*TASK TO COMPLETE*
Reproduce each line exactly.

___ AVAILABLE DATA

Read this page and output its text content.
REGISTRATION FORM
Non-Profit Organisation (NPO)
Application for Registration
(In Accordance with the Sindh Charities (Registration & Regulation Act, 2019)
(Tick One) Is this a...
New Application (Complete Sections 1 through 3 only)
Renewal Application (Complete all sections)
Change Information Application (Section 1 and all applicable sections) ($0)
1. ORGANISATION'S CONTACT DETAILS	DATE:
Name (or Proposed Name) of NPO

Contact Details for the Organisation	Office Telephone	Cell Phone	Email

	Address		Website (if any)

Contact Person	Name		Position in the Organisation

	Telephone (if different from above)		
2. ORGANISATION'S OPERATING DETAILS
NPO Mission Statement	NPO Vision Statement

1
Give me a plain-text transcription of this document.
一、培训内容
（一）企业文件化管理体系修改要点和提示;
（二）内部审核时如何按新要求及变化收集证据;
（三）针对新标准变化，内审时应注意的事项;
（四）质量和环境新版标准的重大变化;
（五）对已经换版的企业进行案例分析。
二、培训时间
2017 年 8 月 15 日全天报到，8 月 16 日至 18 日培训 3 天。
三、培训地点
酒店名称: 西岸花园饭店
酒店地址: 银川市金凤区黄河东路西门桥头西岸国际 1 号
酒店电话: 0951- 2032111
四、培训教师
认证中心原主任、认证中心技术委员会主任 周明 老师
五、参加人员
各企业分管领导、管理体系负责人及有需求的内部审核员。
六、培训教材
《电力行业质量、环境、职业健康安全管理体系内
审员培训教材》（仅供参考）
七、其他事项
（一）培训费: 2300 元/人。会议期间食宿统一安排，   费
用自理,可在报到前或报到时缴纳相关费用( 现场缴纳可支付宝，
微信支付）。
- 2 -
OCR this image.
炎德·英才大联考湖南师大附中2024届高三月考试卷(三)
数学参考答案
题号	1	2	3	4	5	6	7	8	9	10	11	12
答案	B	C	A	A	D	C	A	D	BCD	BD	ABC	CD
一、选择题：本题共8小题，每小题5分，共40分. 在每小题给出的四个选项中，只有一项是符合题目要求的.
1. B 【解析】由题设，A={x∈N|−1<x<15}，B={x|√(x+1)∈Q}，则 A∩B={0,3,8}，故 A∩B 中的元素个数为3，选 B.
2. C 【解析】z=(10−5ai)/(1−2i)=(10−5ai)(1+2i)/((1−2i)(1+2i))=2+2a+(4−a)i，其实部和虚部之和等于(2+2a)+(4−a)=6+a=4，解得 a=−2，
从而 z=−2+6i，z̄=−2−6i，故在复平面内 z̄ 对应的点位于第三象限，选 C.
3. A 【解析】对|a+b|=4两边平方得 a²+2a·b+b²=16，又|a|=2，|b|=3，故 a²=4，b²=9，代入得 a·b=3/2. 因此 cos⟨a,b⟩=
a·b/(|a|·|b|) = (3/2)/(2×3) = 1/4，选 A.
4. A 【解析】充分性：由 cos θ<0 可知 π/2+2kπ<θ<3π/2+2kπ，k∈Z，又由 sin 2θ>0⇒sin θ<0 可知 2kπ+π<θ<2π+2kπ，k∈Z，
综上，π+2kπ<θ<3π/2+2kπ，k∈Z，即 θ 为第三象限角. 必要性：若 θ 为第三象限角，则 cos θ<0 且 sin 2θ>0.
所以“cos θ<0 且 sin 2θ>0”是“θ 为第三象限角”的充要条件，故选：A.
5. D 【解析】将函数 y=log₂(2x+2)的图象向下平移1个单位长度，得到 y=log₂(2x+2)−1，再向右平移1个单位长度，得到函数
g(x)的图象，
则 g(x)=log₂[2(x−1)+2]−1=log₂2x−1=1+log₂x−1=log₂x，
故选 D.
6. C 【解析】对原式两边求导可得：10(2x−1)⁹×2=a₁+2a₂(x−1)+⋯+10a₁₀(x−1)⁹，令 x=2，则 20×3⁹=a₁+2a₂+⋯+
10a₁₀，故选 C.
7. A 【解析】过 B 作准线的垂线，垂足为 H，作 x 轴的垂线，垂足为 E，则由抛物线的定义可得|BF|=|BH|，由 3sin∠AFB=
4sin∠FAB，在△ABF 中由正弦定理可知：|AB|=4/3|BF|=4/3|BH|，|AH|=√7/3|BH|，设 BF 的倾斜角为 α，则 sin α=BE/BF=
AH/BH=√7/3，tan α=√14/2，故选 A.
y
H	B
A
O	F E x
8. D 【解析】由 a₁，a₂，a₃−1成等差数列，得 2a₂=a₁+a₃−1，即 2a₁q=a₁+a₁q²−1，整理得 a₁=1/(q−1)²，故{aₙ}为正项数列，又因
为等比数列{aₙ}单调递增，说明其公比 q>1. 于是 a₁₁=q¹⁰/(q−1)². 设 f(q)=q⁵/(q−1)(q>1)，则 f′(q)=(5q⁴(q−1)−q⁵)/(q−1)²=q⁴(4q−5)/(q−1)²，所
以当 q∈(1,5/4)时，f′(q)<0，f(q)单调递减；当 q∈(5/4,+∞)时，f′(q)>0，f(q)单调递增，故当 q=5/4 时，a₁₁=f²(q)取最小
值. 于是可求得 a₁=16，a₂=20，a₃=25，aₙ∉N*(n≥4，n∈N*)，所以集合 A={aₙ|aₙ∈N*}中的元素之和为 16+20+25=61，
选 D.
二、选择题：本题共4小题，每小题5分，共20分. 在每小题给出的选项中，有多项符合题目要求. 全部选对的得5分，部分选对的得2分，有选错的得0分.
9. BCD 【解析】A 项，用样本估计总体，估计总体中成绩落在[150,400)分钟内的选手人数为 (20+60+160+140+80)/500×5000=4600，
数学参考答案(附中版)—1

______

*ANSWER TO THE PROBLEM*
Read this page and output its text content.
REGISTRATION FORM
Non-Profit Organisation (NPO)
Application for Registration
(In Accordance with the Sindh Charities (Registration & Regulation Act, 2019)
(Tick One) Is this a...
New Application (Complete Sections 1 through 3 only)
Renewal Application (Complete all sections)
Change Information Application (Section 1 and all applicable sections) ($0)
1. ORGANISATION'S CONTACT DETAILS	DATE:
Name (or Proposed Name) of NPO

Contact Details for the Organisation	Office Telephone	Cell Phone	Email

	Address		Website (if any)

Contact Person	Name		Position in the Organisation

	Telephone (if different from above)		
2. ORGANISATION'S OPERATING DETAILS
NPO Mission Statement	NPO Vision Statement

1
Give me a plain-text transcription of this document.
一、培训内容
（一）企业文件化管理体系修改要点和提示;
（二）内部审核时如何按新要求及变化收集证据;
（三）针对新标准变化，内审时应注意的事项;
（四）质量和环境新版标准的重大变化;
（五）对已经换版的企业进行案例分析。
二、培训时间
2017 年 8 月 15 日全天报到，8 月 16 日至 18 日培训 3 天。
三、培训地点
酒店名称: 西岸花园饭店
酒店地址: 银川市金凤区黄河东路西门桥头西岸国际 1 号
酒店电话: 0951- 2032111
四、培训教师
认证中心原主任、认证中心技术委员会主任 周明 老师
五、参加人员
各企业分管领导、管理体系负责人及有需求的内部审核员。
六、培训教材
《电力行业质量、环境、职业健康安全管理体系内
审员培训教材》（仅供参考）
七、其他事项
（一）培训费: 2300 元/人。会议期间食宿统一安排，   费
用自理,可在报到前或报到时缴纳相关费用( 现场缴纳可支付宝，
微信支付）。
- 2 -
OCR this image.
炎德·英才大联考湖南师大附中2024届高三月考试卷(三)
数学参考答案
题号	1	2	3	4	5	6	7	8	9	10	11	12
答案	B	C	A	A	D	C	A	D	BCD	BD	ABC	CD
一、选择题：本题共8小题，每小题5分，共40分. 在每小题给出的四个选项中，只有一项是符合题目要求的.
1. B 【解析】由题设，A={x∈N|−1<x<15}，B={x|√(x+1)∈Q}，则 A∩B={0,3,8}，故 A∩B 中的元素个数为3，选 B.
2. C 【解析】z=(10−5ai)/(1−2i)=(10−5ai)(1+2i)/((1−2i)(1+2i))=2+2a+(4−a)i，其实部和虚部之和等于(2+2a)+(4−a)=6+a=4，解得 a=−2，
从而 z=−2+6i，z̄=−2−6i，故在复平面内 z̄ 对应的点位于第三象限，选 C.
3. A 【解析】对|a+b|=4两边平方得 a²+2a·b+b²=16，又|a|=2，|b|=3，故 a²=4，b²=9，代入得 a·b=3/2. 因此 cos⟨a,b⟩=
a·b/(|a|·|b|) = (3/2)/(2×3) = 1/4，选 A.
4. A 【解析】充分性：由 cos θ<0 可知 π/2+2kπ<θ<3π/2+2kπ，k∈Z，又由 sin 2θ>0⇒sin θ<0 可知 2kπ+π<θ<2π+2kπ，k∈Z，
综上，π+2kπ<θ<3π/2+2kπ，k∈Z，即 θ 为第三象限角. 必要性：若 θ 为第三象限角，则 cos θ<0 且 sin 2θ>0.
所以“cos θ<0 且 sin 2θ>0”是“θ 为第三象限角”的充要条件，故选：A.
5. D 【解析】将函数 y=log₂(2x+2)的图象向下平移1个单位长度，得到 y=log₂(2x+2)−1，再向右平移1个单位长度，得到函数
g(x)的图象，
则 g(x)=log₂[2(x−1)+2]−1=log₂2x−1=1+log₂x−1=log₂x，
故选 D.
6. C 【解析】对原式两边求导可得：10(2x−1)⁹×2=a₁+2a₂(x−1)+⋯+10a₁₀(x−1)⁹，令 x=2，则 20×3⁹=a₁+2a₂+⋯+
10a₁₀，故选 C.
7. A 【解析】过 B 作准线的垂线，垂足为 H，作 x 轴的垂线，垂足为 E，则由抛物线的定义可得|BF|=|BH|，由 3sin∠AFB=
4sin∠FAB，在△ABF 中由正弦定理可知：|AB|=4/3|BF|=4/3|BH|，|AH|=√7/3|BH|，设 BF 的倾斜角为 α，则 sin α=BE/BF=
AH/BH=√7/3，tan α=√14/2，故选 A.
y
H	B
A
O	F E x
8. D 【解析】由 a₁，a₂，a₃−1成等差数列，得 2a₂=a₁+a₃−1，即 2a₁q=a₁+a₁q²−1，整理得 a₁=1/(q−1)²，故{aₙ}为正项数列，又因
为等比数列{aₙ}单调递增，说明其公比 q>1. 于是 a₁₁=q¹⁰/(q−1)². 设 f(q)=q⁵/(q−1)(q>1)，则 f′(q)=(5q⁴(q−1)−q⁵)/(q−1)²=q⁴(4q−5)/(q−1)²，所
以当 q∈(1,5/4)时，f′(q)<0，f(q)单调递减；当 q∈(5/4,+∞)时，f′(q)>0，f(q)单调递增，故当 q=5/4 时，a₁₁=f²(q)取最小
值. 于是可求得 a₁=16，a₂=20，a₃=25，aₙ∉N*(n≥4，n∈N*)，所以集合 A={aₙ|aₙ∈N*}中的元素之和为 16+20+25=61，
选 D.
二、选择题：本题共4小题，每小题5分，共20分. 在每小题给出的选项中，有多项符合题目要求. 全部选对的得5分，部分选对的得2分，有选错的得0分.
9. BCD 【解析】A 项，用样本估计总体，估计总体中成绩落在[150,400)分钟内的选手人数为 (20+60+160+140+80)/500×5000=4600，
数学参考答案(附中版)—1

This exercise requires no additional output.